_EXERCISE DETAILS_
Every entry that follows should be repeated exactly; drop the images.

================================

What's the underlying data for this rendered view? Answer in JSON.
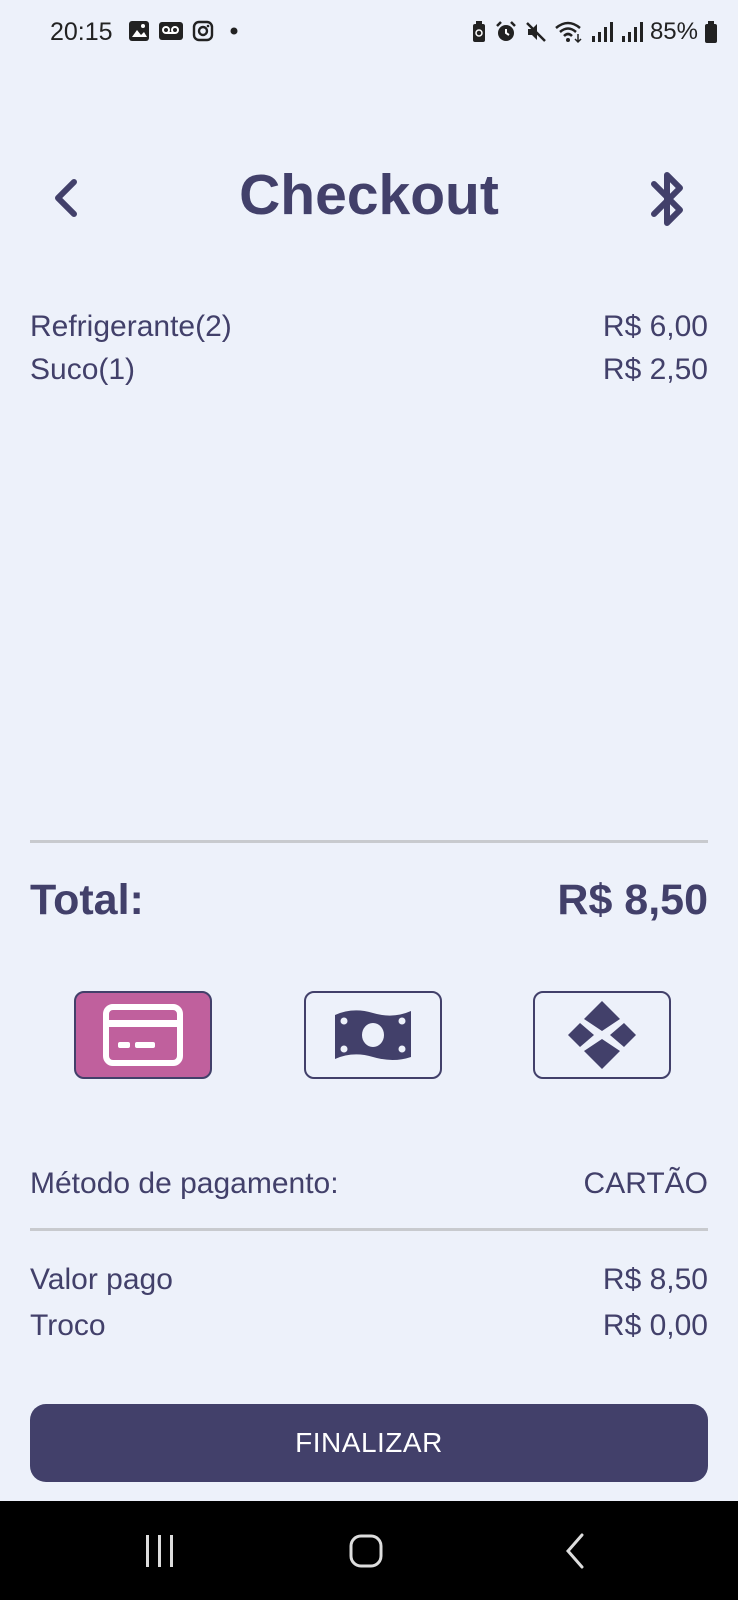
{
  "status_bar": {
    "time": "20:15",
    "battery_text": "85%",
    "left_icons": [
      "image-icon",
      "voicemail-icon",
      "instagram-icon",
      "dot-icon"
    ],
    "right_icons": [
      "battery-saver-icon",
      "alarm-icon",
      "mute-icon",
      "wifi-icon",
      "signal-icon",
      "signal-icon"
    ]
  },
  "header": {
    "title": "Checkout",
    "back_icon": "chevron-left-icon",
    "bluetooth_icon": "bluetooth-icon"
  },
  "items": [
    {
      "name": "Refrigerante(2)",
      "price": "R$ 6,00"
    },
    {
      "name": "Suco(1)",
      "price": "R$ 2,50"
    }
  ],
  "total": {
    "label": "Total:",
    "value": "R$ 8,50"
  },
  "payment_methods": [
    {
      "icon": "credit-card-icon",
      "selected": true
    },
    {
      "icon": "cash-icon",
      "selected": false
    },
    {
      "icon": "pix-icon",
      "selected": false
    }
  ],
  "payment_method": {
    "label": "Método de pagamento:",
    "value": "CARTÃO"
  },
  "summary": {
    "paid_label": "Valor pago",
    "paid_value": "R$ 8,50",
    "change_label": "Troco",
    "change_value": "R$ 0,00"
  },
  "finalize_label": "FINALIZAR",
  "colors": {
    "primary": "#42406a",
    "accent": "#c0609d",
    "background": "#edf1fa"
  },
  "nav_bar": {
    "icons": [
      "recent-apps-icon",
      "home-icon",
      "back-icon"
    ]
  }
}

================================

_WRITTEN ANSWER_
What's the underlying data for this rendered view? Answer in JSON.
{
  "status_bar": {
    "time": "20:15",
    "battery_text": "85%",
    "left_icons": [
      "image-icon",
      "voicemail-icon",
      "instagram-icon",
      "dot-icon"
    ],
    "right_icons": [
      "battery-saver-icon",
      "alarm-icon",
      "mute-icon",
      "wifi-icon",
      "signal-icon",
      "signal-icon"
    ]
  },
  "header": {
    "title": "Checkout",
    "back_icon": "chevron-left-icon",
    "bluetooth_icon": "bluetooth-icon"
  },
  "items": [
    {
      "name": "Refrigerante(2)",
      "price": "R$ 6,00"
    },
    {
      "name": "Suco(1)",
      "price": "R$ 2,50"
    }
  ],
  "total": {
    "label": "Total:",
    "value": "R$ 8,50"
  },
  "payment_methods": [
    {
      "icon": "credit-card-icon",
      "selected": true
    },
    {
      "icon": "cash-icon",
      "selected": false
    },
    {
      "icon": "pix-icon",
      "selected": false
    }
  ],
  "payment_method": {
    "label": "Método de pagamento:",
    "value": "CARTÃO"
  },
  "summary": {
    "paid_label": "Valor pago",
    "paid_value": "R$ 8,50",
    "change_label": "Troco",
    "change_value": "R$ 0,00"
  },
  "finalize_label": "FINALIZAR",
  "colors": {
    "primary": "#42406a",
    "accent": "#c0609d",
    "background": "#edf1fa"
  },
  "nav_bar": {
    "icons": [
      "recent-apps-icon",
      "home-icon",
      "back-icon"
    ]
  }
}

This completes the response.